_What you will do_. Every line that holds "fsfczj" should be shown.

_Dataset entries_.
========================================
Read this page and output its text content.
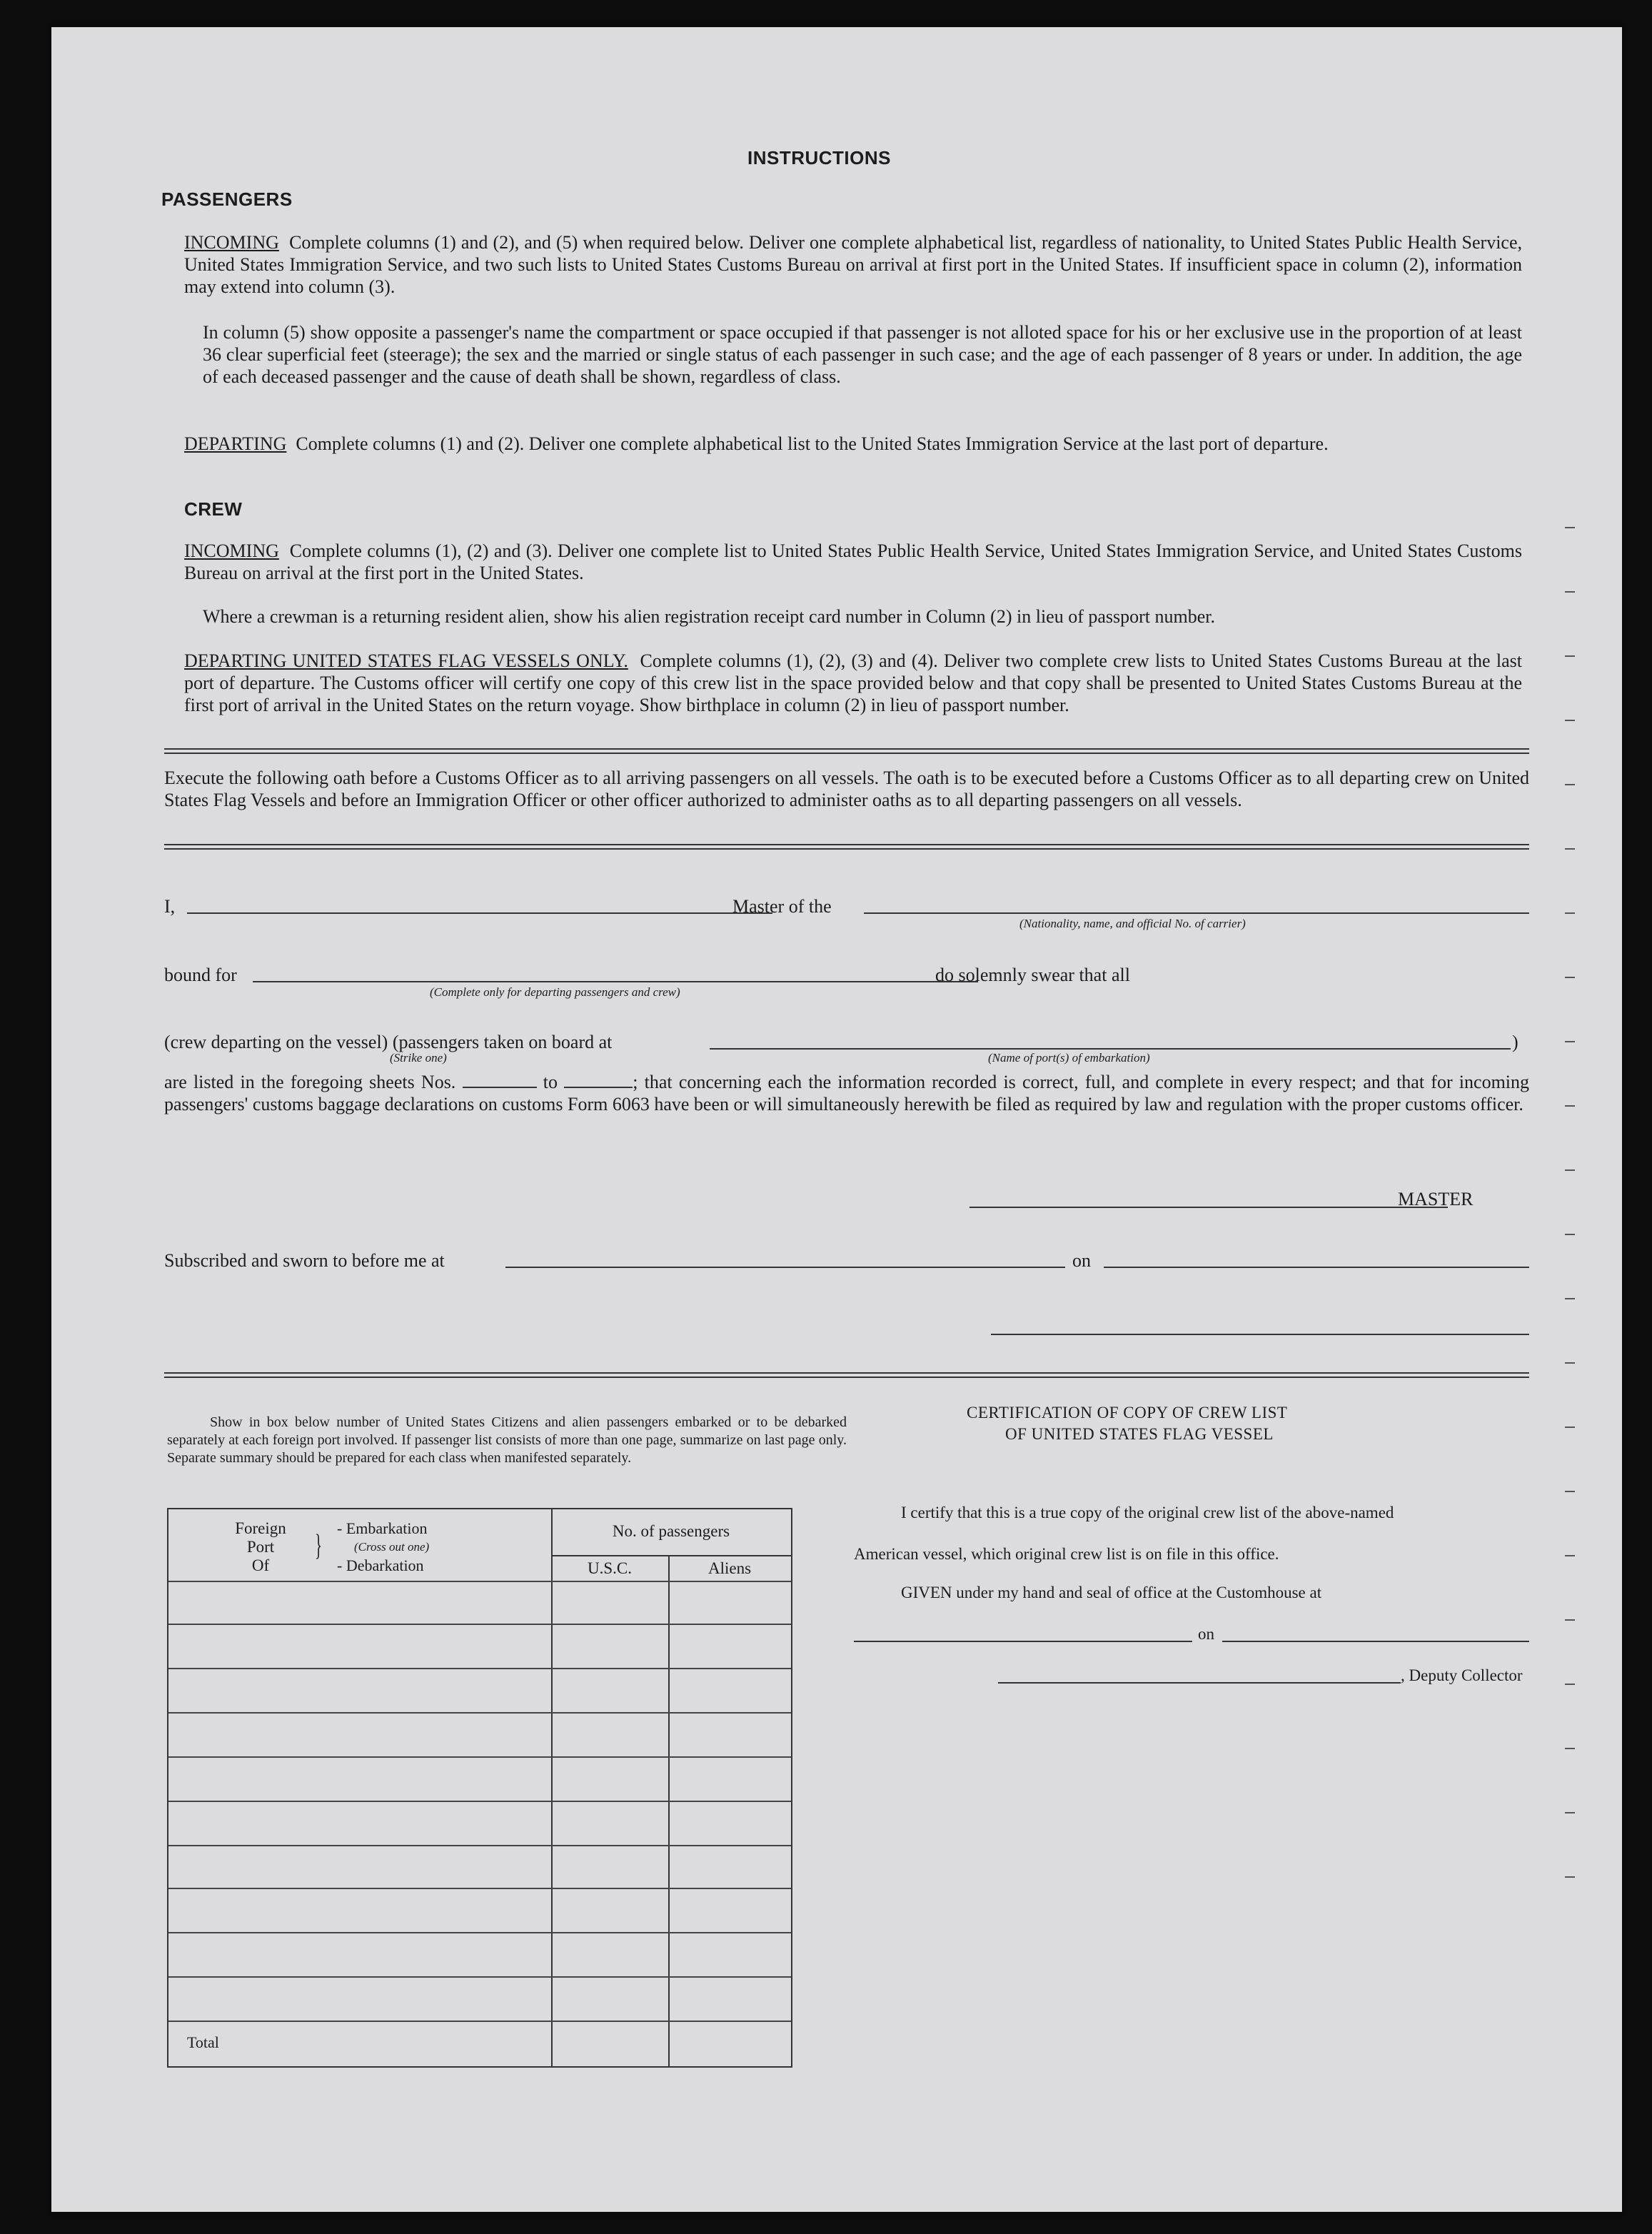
INSTRUCTIONS
PASSENGERS
INCOMING Complete columns (1) and (2), and (5) when required below. Deliver one complete alphabetical list, regardless of nationality, to United States Public Health Service, United States Immigration Service, and two such lists to United States Customs Bureau on arrival at first port in the United States. If insufficient space in column (2), information may extend into column (3).
In column (5) show opposite a passenger's name the compartment or space occupied if that passenger is not alloted space for his or her exclusive use in the proportion of at least 36 clear superficial feet (steerage); the sex and the married or single status of each passenger in such case; and the age of each passenger of 8 years or under. In addition, the age of each deceased passenger and the cause of death shall be shown, regardless of class.
DEPARTING Complete columns (1) and (2). Deliver one complete alphabetical list to the United States Immigration Service at the last port of departure.
CREW
INCOMING Complete columns (1), (2) and (3). Deliver one complete list to United States Public Health Service, United States Immigration Service, and United States Customs Bureau on arrival at the first port in the United States.
Where a crewman is a returning resident alien, show his alien registration receipt card number in Column (2) in lieu of passport number.
DEPARTING UNITED STATES FLAG VESSELS ONLY. Complete columns (1), (2), (3) and (4). Deliver two complete crew lists to United States Customs Bureau at the last port of departure. The Customs officer will certify one copy of this crew list in the space provided below and that copy shall be presented to United States Customs Bureau at the first port of arrival in the United States on the return voyage. Show birthplace in column (2) in lieu of passport number.
Execute the following oath before a Customs Officer as to all arriving passengers on all vessels. The oath is to be executed before a Customs Officer as to all departing crew on United States Flag Vessels and before an Immigration Officer or other officer authorized to administer oaths as to all departing passengers on all vessels.
I,	Master of the
(Nationality, name, and official No. of carrier)
bound for
(Complete only for departing passengers and crew)
do solemnly swear that all
(crew departing on the vessel) (passengers taken on board at	)
(Strike one)	(Name of port(s) of embarkation)
are listed in the foregoing sheets Nos.	to	; that concerning each the information recorded is correct, full, and complete in every respect; and that for incoming passengers' customs baggage declarations on customs Form 6063 have been or will simultaneously herewith be filed as required by law and regulation with the proper customs officer.
MASTER
Subscribed and sworn to before me at	on
Show in box below number of United States Citizens and alien passengers embarked or to be debarked separately at each foreign port involved. If passenger list consists of more than one page, summarize on last page only. Separate summary should be prepared for each class when manifested separately.
Foreign
Port
Of
}
- Embarkation
(Cross out one)
- Debarkation
No. of passengers
U.S.C.	Aliens
Total
CERTIFICATION OF COPY OF CREW LIST
OF UNITED STATES FLAG VESSEL
I certify that this is a true copy of the original crew list of the above-named
American vessel, which original crew list is on file in this office.
GIVEN under my hand and seal of office at the Customhouse at
on
, Deputy Collector
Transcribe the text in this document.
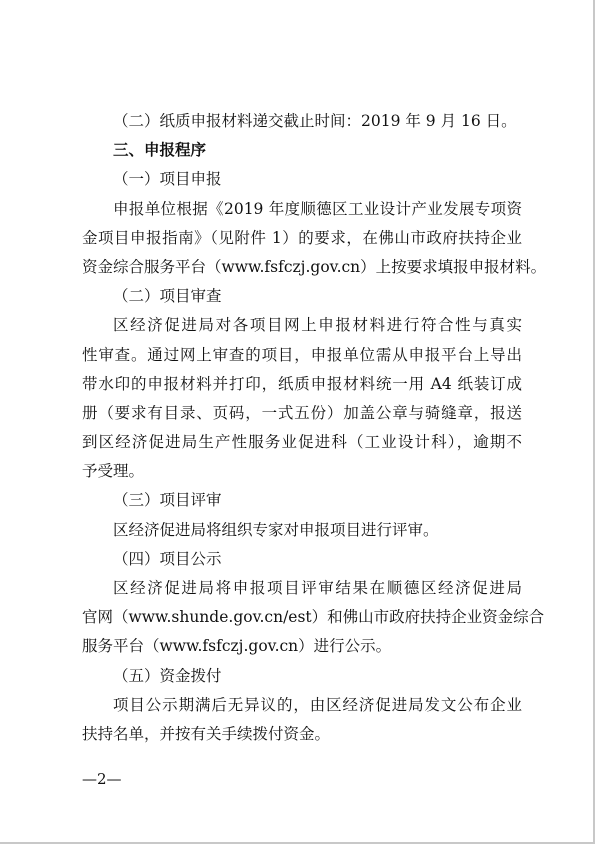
（二）纸质申报材料递交截止时间：2019 年 9 月 16 日。
三、申报程序
（一）项目申报
申报单位根据《2019 年度顺德区工业设计产业发展专项资
金项目申报指南》（见附件 1）的要求，在佛山市政府扶持企业
资金综合服务平台（www.fsfczj.gov.cn）上按要求填报申报材料。
（二）项目审查
区经济促进局对各项目网上申报材料进行符合性与真实
性审查。通过网上审查的项目，申报单位需从申报平台上导出
带水印的申报材料并打印，纸质申报材料统一用 A4 纸装订成
册（要求有目录、页码，一式五份）加盖公章与骑缝章，报送
到区经济促进局生产性服务业促进科（工业设计科），逾期不
予受理。
（三）项目评审
区经济促进局将组织专家对申报项目进行评审。
（四）项目公示
区经济促进局将申报项目评审结果在顺德区经济促进局
官网（www.shunde.gov.cn/est）和佛山市政府扶持企业资金综合
服务平台（www.fsfczj.gov.cn）进行公示。
（五）资金拨付
项目公示期满后无异议的，由区经济促进局发文公布企业
扶持名单，并按有关手续拨付资金。
—2—
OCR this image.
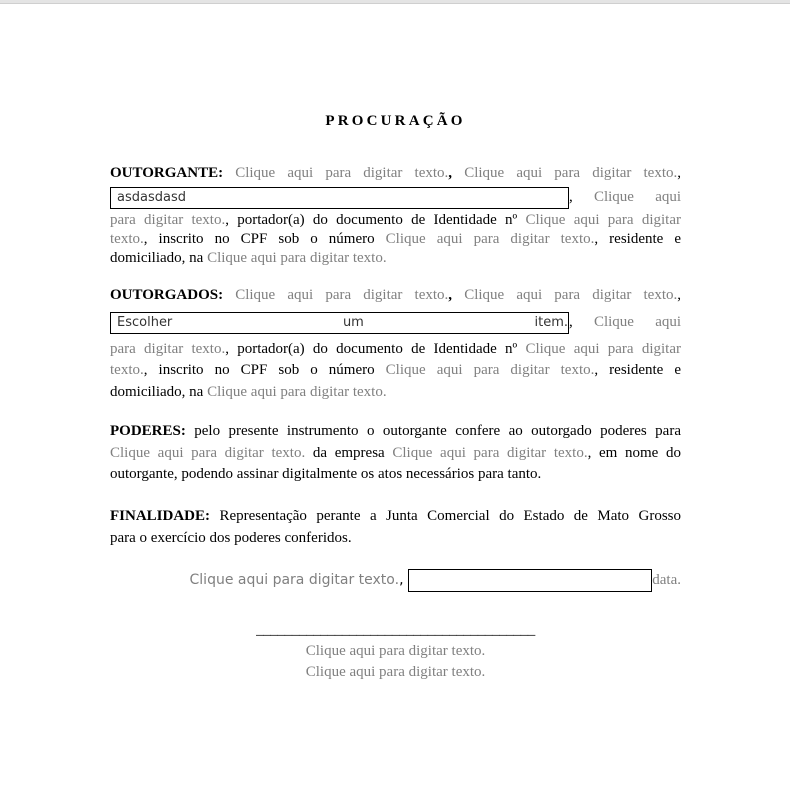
PROCURAÇÃO
OUTORGANTE: Clique aqui para digitar texto., Clique aqui para digitar texto.,
asdasdasd	, Clique aqui
para digitar texto., portador(a) do documento de Identidade nº Clique aqui para digitar
texto., inscrito no CPF sob o número Clique aqui para digitar texto., residente e
domiciliado, na Clique aqui para digitar texto.
OUTORGADOS: Clique aqui para digitar texto., Clique aqui para digitar texto.,
Escolher um item., Clique aqui
para digitar texto., portador(a) do documento de Identidade nº Clique aqui para digitar
texto., inscrito no CPF sob o número Clique aqui para digitar texto., residente e
domiciliado, na Clique aqui para digitar texto.
PODERES: pelo presente instrumento o outorgante confere ao outorgado poderes para
Clique aqui para digitar texto. da empresa Clique aqui para digitar texto., em nome do
outorgante, podendo assinar digitalmente os atos necessários para tanto.
FINALIDADE: Representação perante a Junta Comercial do Estado de Mato Grosso
para o exercício dos poderes conferidos.
Clique aqui para digitar texto.,	data.
_______________________________________
Clique aqui para digitar texto.
Clique aqui para digitar texto.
========================================
_Answer to the task_.
资金综合服务平台（www.fsfczj.gov.cn）上按要求填报申报材料。
服务平台（www.fsfczj.gov.cn）进行公示。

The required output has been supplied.